■ Exercise ■
Every line below should be copied exactly; drop the pictures.

■ Raw data ■

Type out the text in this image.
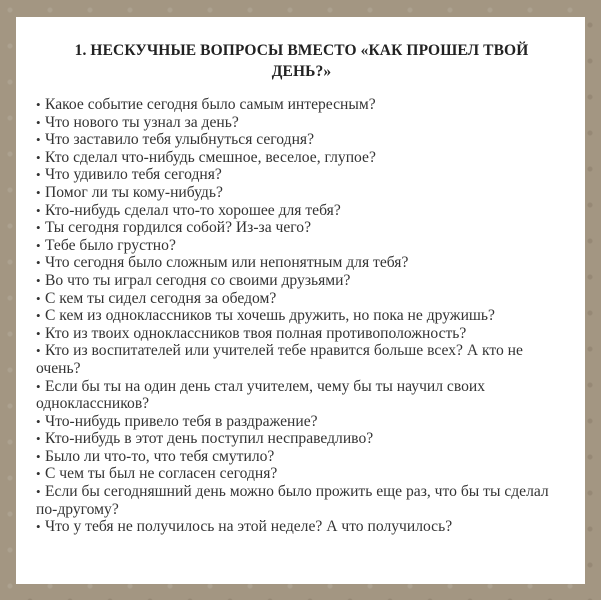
1. НЕСКУЧНЫЕ ВОПРОСЫ ВМЕСТО «КАК ПРОШЕЛ ТВОЙ ДЕНЬ?»
• Какое событие сегодня было самым интересным?
• Что нового ты узнал за день?
• Что заставило тебя улыбнуться сегодня?
• Кто сделал что-нибудь смешное, веселое, глупое?
• Что удивило тебя сегодня?
• Помог ли ты кому-нибудь?
• Кто-нибудь сделал что-то хорошее для тебя?
• Ты сегодня гордился собой? Из-за чего?
• Тебе было грустно?
• Что сегодня было сложным или непонятным для тебя?
• Во что ты играл сегодня со своими друзьями?
• С кем ты сидел сегодня за обедом?
• С кем из одноклассников ты хочешь дружить, но пока не дружишь?
• Кто из твоих одноклассников твоя полная противоположность?
• Кто из воспитателей или учителей тебе нравится больше всех? А кто не очень?
• Если бы ты на один день стал учителем, чему бы ты научил своих одноклассников?
• Что-нибудь привело тебя в раздражение?
• Кто-нибудь в этот день поступил несправедливо?
• Было ли что-то, что тебя смутило?
• С чем ты был не согласен сегодня?
• Если бы сегодняшний день можно было прожить еще раз, что бы ты сделал по-другому?
• Что у тебя не получилось на этой неделе? А что получилось?
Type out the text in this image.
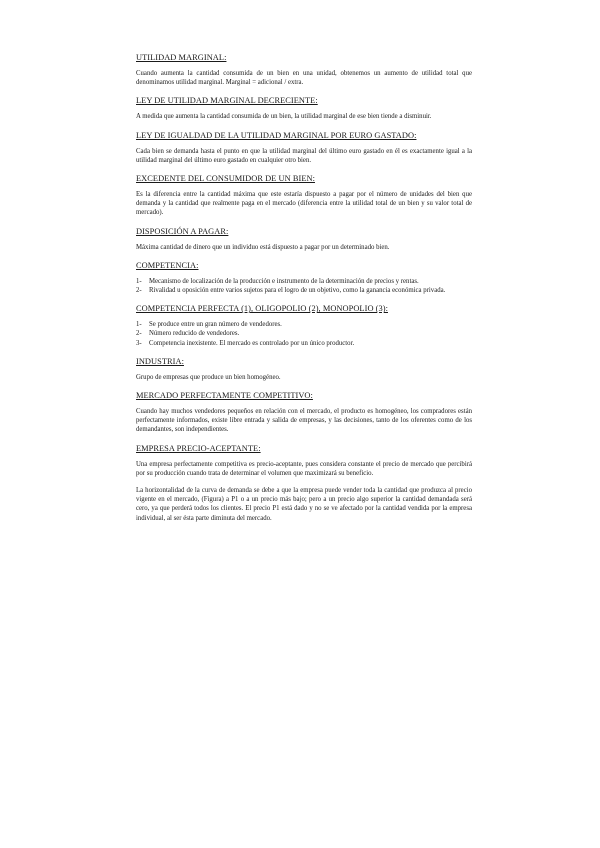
UTILIDAD MARGINAL:

Cuando aumenta la cantidad consumida de un bien en una unidad, obtenemos un aumento de utilidad total que denominamos utilidad marginal. Marginal = adicional / extra.

LEY DE UTILIDAD MARGINAL DECRECIENTE:

A medida que aumenta la cantidad consumida de un bien, la utilidad marginal de ese bien tiende a disminuir.

LEY DE IGUALDAD DE LA UTILIDAD MARGINAL POR EURO GASTADO:

Cada bien se demanda hasta el punto en que la utilidad marginal del último euro gastado en él es exactamente igual a la utilidad marginal del último euro gastado en cualquier otro bien.

EXCEDENTE DEL CONSUMIDOR DE UN BIEN:

Es la diferencia entre la cantidad máxima que este estaría dispuesto a pagar por el número de unidades del bien que demanda y la cantidad que realmente paga en el mercado (diferencia entre la utilidad total de un bien y su valor total de mercado).

DISPOSICIÓN A PAGAR:

Máxima cantidad de dinero que un individuo está dispuesto a pagar por un determinado bien.

COMPETENCIA:
1-	Mecanismo de localización de la producción e instrumento de la determinación de precios y rentas.
2-	Rivalidad u oposición entre varios sujetos para el logro de un objetivo, como la ganancia económica privada.
COMPETENCIA PERFECTA (1), OLIGOPOLIO (2), MONOPOLIO (3):
1-	Se produce entre un gran número de vendedores.
2-	Número reducido de vendedores.
3-	Competencia inexistente. El mercado es controlado por un único productor.
INDUSTRIA:

Grupo de empresas que produce un bien homogéneo.

MERCADO PERFECTAMENTE COMPETITIVO:

Cuando hay muchos vendedores pequeños en relación con el mercado, el producto es homogéneo, los compradores están perfectamente informados, existe libre entrada y salida de empresas, y las decisiones, tanto de los oferentes como de los demandantes, son independientes.

EMPRESA PRECIO-ACEPTANTE:

Una empresa perfectamente competitiva es precio-aceptante, pues considera constante el precio de mercado que percibirá por su producción cuando trata de determinar el volumen que maximizará su beneficio.

La horizontalidad de la curva de demanda se debe a que la empresa puede vender toda la cantidad que produzca al precio vigente en el mercado, (Figura) a P1 o a un precio más bajo; pero a un precio algo superior la cantidad demandada será cero, ya que perderá todos los clientes. El precio P1 está dado y no se ve afectado por la cantidad vendida por la empresa individual, al ser ésta parte diminuta del mercado.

■ Written solution ■
Type out the text in this image.
1. НЕСКУЧНЫЕ ВОПРОСЫ ВМЕСТО «КАК ПРОШЕЛ ТВОЙ ДЕНЬ?»
• Какое событие сегодня было самым интересным?
• Что нового ты узнал за день?
• Что заставило тебя улыбнуться сегодня?
• Кто сделал что-нибудь смешное, веселое, глупое?
• Что удивило тебя сегодня?
• Помог ли ты кому-нибудь?
• Кто-нибудь сделал что-то хорошее для тебя?
• Ты сегодня гордился собой? Из-за чего?
• Тебе было грустно?
• Что сегодня было сложным или непонятным для тебя?
• Во что ты играл сегодня со своими друзьями?
• С кем ты сидел сегодня за обедом?
• С кем из одноклассников ты хочешь дружить, но пока не дружишь?
• Кто из твоих одноклассников твоя полная противоположность?
• Кто из воспитателей или учителей тебе нравится больше всех? А кто не очень?
• Если бы ты на один день стал учителем, чему бы ты научил своих одноклассников?
• Что-нибудь привело тебя в раздражение?
• Кто-нибудь в этот день поступил несправедливо?
• Было ли что-то, что тебя смутило?
• С чем ты был не согласен сегодня?
• Если бы сегодняшний день можно было прожить еще раз, что бы ты сделал по-другому?
• Что у тебя не получилось на этой неделе? А что получилось?
Type out the text in this image.
UTILIDAD MARGINAL:

Cuando aumenta la cantidad consumida de un bien en una unidad, obtenemos un aumento de utilidad total que denominamos utilidad marginal. Marginal = adicional / extra.

LEY DE UTILIDAD MARGINAL DECRECIENTE:

A medida que aumenta la cantidad consumida de un bien, la utilidad marginal de ese bien tiende a disminuir.

LEY DE IGUALDAD DE LA UTILIDAD MARGINAL POR EURO GASTADO:

Cada bien se demanda hasta el punto en que la utilidad marginal del último euro gastado en él es exactamente igual a la utilidad marginal del último euro gastado en cualquier otro bien.

EXCEDENTE DEL CONSUMIDOR DE UN BIEN:

Es la diferencia entre la cantidad máxima que este estaría dispuesto a pagar por el número de unidades del bien que demanda y la cantidad que realmente paga en el mercado (diferencia entre la utilidad total de un bien y su valor total de mercado).

DISPOSICIÓN A PAGAR:

Máxima cantidad de dinero que un individuo está dispuesto a pagar por un determinado bien.

COMPETENCIA:
1-	Mecanismo de localización de la producción e instrumento de la determinación de precios y rentas.
2-	Rivalidad u oposición entre varios sujetos para el logro de un objetivo, como la ganancia económica privada.
COMPETENCIA PERFECTA (1), OLIGOPOLIO (2), MONOPOLIO (3):
1-	Se produce entre un gran número de vendedores.
2-	Número reducido de vendedores.
3-	Competencia inexistente. El mercado es controlado por un único productor.
INDUSTRIA:

Grupo de empresas que produce un bien homogéneo.

MERCADO PERFECTAMENTE COMPETITIVO:

Cuando hay muchos vendedores pequeños en relación con el mercado, el producto es homogéneo, los compradores están perfectamente informados, existe libre entrada y salida de empresas, y las decisiones, tanto de los oferentes como de los demandantes, son independientes.

EMPRESA PRECIO-ACEPTANTE:

Una empresa perfectamente competitiva es precio-aceptante, pues considera constante el precio de mercado que percibirá por su producción cuando trata de determinar el volumen que maximizará su beneficio.

La horizontalidad de la curva de demanda se debe a que la empresa puede vender toda la cantidad que produzca al precio vigente en el mercado, (Figura) a P1 o a un precio más bajo; pero a un precio algo superior la cantidad demandada será cero, ya que perderá todos los clientes. El precio P1 está dado y no se ve afectado por la cantidad vendida por la empresa individual, al ser ésta parte diminuta del mercado.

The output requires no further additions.